--- Estratto selezionato ---
###

Ma il reducismo è anche una forma di mentalità. Si pensi ai reduci del Sessantotto, degli Anni di Piombo. O andando ancora più indietro ai partigiani comunisti e a certo fascismo oltranzista repubblichino.
In genere il reduce ideologico, come in questi ultimi casi, mitizza il passato, minimizza gli errori, e soprattutto appaga quello che potremmo definire il narcisismo del reduce: quell’ “Io c’ero, voi no”.
Sul piano del dibattito politico il reducismo fa più male che bene. Soprattutto perché il reduce ideologico sale in cattedra e si mette ad assegnare voti a tutti. Si pensi a certi rottami del comunismo e del fascismo che cercano di tuttora di difendere l’indifendibile.
Il reducismo è una forma di nostalgia? Sì e no. Perché la nostalgia è desiderio di qualcosa che il “nostalgico” sa che non potrà tornare. Il reduce, invece ci crede, e si "prodiga"… Ad esempio, si pensi solo ai legami ideologici, spesso ammessi dagli stessi interessati senza alcun problema, tra brigatismo rosso e partigiani comunisti. Oppure tra terrorismo nero e brigatismo repubblichino.

###

--- Dati estratti ---
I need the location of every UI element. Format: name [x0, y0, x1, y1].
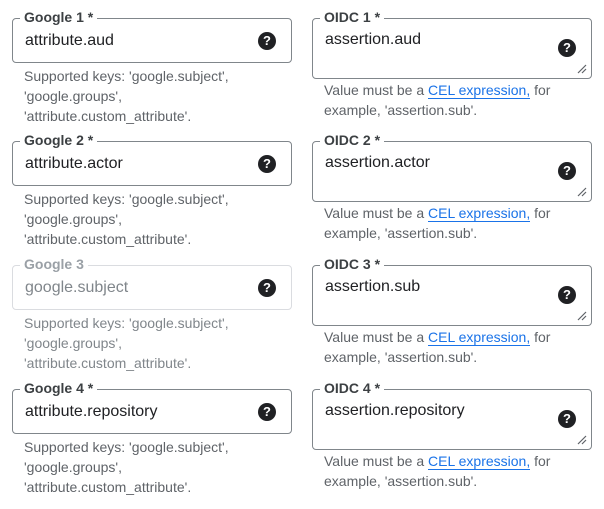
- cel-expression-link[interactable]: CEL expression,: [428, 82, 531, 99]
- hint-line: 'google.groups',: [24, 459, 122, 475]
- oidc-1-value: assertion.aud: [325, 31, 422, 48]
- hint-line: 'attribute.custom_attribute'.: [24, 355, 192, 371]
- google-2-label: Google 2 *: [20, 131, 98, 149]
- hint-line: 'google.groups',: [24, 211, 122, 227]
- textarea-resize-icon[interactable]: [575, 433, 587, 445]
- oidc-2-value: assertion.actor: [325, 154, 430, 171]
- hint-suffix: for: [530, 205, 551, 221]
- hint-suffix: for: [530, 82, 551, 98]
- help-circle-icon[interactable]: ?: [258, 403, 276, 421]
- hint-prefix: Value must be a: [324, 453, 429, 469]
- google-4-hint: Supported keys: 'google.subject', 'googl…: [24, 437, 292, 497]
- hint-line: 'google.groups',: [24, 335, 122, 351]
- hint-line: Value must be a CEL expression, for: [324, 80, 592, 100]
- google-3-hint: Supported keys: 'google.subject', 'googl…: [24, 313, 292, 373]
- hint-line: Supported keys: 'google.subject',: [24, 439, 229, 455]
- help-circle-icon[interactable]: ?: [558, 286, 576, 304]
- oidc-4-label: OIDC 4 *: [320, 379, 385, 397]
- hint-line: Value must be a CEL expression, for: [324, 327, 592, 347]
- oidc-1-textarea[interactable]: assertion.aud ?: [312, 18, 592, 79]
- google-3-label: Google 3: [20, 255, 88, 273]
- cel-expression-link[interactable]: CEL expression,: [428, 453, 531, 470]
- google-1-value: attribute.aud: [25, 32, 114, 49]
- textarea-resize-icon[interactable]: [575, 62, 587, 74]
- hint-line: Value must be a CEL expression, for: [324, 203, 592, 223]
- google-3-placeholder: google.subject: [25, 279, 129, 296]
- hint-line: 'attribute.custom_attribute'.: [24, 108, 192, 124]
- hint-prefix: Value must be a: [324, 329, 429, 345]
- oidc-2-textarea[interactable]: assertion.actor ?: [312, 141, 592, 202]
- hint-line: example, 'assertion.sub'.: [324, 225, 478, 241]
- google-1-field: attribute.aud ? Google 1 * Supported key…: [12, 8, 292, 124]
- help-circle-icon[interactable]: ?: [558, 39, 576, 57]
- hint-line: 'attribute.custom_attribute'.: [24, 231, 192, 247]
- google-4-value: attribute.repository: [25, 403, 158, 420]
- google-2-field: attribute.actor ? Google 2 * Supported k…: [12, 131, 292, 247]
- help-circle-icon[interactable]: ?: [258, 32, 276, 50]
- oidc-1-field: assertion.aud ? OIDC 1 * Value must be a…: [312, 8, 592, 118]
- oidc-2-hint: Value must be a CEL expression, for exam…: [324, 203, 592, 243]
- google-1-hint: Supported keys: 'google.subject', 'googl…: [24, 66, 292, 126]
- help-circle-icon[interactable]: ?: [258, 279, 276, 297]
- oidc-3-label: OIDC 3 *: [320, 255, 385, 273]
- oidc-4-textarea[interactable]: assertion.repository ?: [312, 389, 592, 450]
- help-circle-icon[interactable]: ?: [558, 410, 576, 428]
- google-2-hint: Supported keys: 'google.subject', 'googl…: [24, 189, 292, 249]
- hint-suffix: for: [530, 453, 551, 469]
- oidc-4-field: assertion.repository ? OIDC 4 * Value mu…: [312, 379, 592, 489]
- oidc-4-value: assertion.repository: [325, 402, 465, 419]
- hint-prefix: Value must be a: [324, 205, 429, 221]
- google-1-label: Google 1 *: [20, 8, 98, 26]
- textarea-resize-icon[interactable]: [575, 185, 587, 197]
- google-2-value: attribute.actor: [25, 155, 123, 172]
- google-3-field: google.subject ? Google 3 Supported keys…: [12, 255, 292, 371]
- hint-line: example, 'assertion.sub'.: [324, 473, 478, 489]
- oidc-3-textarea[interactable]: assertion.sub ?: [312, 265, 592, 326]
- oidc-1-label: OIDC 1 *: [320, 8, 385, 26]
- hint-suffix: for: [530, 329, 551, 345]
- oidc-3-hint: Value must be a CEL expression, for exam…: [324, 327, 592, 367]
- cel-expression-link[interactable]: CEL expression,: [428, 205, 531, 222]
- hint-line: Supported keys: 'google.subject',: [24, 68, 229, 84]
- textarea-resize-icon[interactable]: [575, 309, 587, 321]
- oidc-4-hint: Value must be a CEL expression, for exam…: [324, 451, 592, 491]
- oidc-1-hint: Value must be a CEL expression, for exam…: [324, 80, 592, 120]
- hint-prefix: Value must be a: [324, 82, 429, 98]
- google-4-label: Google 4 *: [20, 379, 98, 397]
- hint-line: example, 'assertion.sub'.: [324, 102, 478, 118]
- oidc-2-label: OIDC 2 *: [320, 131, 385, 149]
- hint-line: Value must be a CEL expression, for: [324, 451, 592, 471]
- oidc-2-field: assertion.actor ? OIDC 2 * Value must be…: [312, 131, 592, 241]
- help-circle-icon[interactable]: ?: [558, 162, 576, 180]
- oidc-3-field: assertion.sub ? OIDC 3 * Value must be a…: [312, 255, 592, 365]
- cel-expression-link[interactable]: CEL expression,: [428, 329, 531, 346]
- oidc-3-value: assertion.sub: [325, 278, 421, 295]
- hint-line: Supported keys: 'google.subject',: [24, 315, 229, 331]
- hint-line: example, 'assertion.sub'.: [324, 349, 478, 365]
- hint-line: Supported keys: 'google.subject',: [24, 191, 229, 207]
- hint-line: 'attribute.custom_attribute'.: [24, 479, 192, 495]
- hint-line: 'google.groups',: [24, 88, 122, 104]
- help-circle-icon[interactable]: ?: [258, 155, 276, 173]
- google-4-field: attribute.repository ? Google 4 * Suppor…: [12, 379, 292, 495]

###

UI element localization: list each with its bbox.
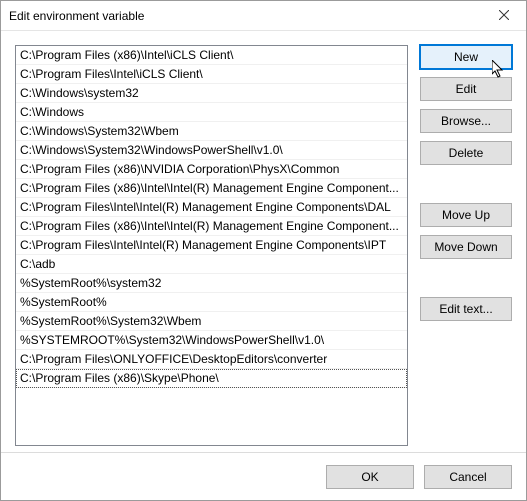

###

--- Istruzioni ---
1: Secondo il testo sul reducismo, in che cosa il reduce si differenzia dal nostalgico?
2: Continua il testo sul reducismo dopo l'ultima frase riportata.

--- Risposte ---
1: Il nostalgico sa che ciò che desidera non potrà tornare, mentre il reduce invece crede che possa tornare.

2:
Possono le società fare a meno del reducismo? Sì e no. Diciamo che c’è un livello fisiologico legato alla normale necessità di tenere vivi i simboli comunitari. Si cade invece nel patologico, quando i simboli riguardano un’esperienza del passato, magari tragicamente conclusasi, rifiutata dall'intera collettività e quindi politicamente morta e sepolta.
In genere il reducismo riguarda comunità ristrette, di tipo settario. Sotto questo aspetto la Rete è una specie di serra calda. Dal momento che vi proliferano, in modo particolarmente rigoglioso, intere famiglie di “reduci ideologici”.


Il termine “famiglia” non viene evocatocasualmente. Perché il reducismo, se integralmente vissuto introiettato nell'ambito provenienza, tende, anche se non di regola, a passare di padre in figlio. O ad essere veicolato fusionalmente all'interno di una comunità di "pari" politici, sentita come famiglia dalla varie generazioni di "militanti". E tutto ciò spesso spiega, sul piano psicologico, le figure del “giovane” con la “mentalità” del reduce fascista o comunista.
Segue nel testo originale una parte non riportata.